Collected data entries ::

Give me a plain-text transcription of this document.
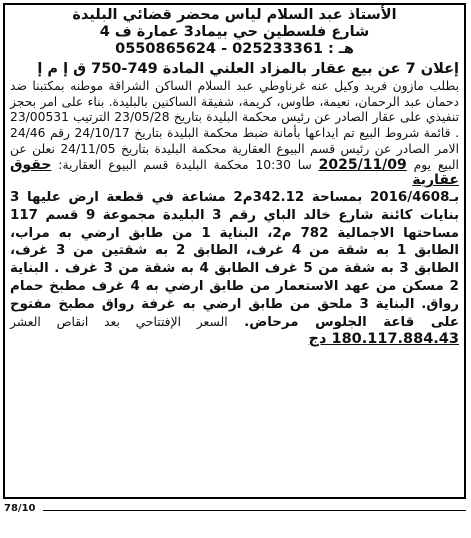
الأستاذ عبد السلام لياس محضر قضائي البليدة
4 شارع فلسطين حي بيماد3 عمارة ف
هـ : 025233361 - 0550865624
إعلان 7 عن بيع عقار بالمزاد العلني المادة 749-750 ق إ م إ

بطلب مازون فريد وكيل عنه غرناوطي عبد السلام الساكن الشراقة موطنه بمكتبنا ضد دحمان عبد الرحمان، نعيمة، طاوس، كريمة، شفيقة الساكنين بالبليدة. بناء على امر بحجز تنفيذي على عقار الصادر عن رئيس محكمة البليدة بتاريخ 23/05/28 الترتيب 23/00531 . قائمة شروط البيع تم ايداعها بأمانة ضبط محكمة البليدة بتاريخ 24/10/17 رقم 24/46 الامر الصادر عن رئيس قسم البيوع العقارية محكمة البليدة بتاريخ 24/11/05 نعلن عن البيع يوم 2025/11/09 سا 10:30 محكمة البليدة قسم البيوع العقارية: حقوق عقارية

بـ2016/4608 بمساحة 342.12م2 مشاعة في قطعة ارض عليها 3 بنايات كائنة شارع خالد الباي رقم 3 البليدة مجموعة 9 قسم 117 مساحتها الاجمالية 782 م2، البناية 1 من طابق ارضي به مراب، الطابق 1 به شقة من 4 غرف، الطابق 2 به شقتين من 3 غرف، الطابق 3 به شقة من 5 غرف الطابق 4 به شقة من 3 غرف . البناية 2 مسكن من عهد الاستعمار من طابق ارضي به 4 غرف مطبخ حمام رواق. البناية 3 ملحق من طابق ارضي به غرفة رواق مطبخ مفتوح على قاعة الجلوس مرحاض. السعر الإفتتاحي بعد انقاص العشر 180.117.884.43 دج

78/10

Directions for this task :: Copy, from the material, each line that holds the string "عقار".

Answer to this problem ::
إعلان 7 عن بيع عقار بالمزاد العلني المادة 749-750 ق إ م إ
بطلب مازون فريد وكيل عنه غرناوطي عبد السلام الساكن الشراقة موطنه بمكتبنا ضد دحمان عبد الرحمان، نعيمة، طاوس، كريمة، شفيقة الساكنين بالبليدة. بناء على امر بحجز تنفيذي على عقار الصادر عن رئيس محكمة البليدة بتاريخ 23/05/28 الترتيب 23/00531 . قائمة شروط البيع تم ايداعها بأمانة ضبط محكمة البليدة بتاريخ 24/10/17 رقم 24/46 الامر الصادر عن رئيس قسم البيوع العقارية محكمة البليدة بتاريخ 24/11/05 نعلن عن البيع يوم 2025/11/09 سا 10:30 محكمة البليدة قسم البيوع العقارية: حقوق عقارية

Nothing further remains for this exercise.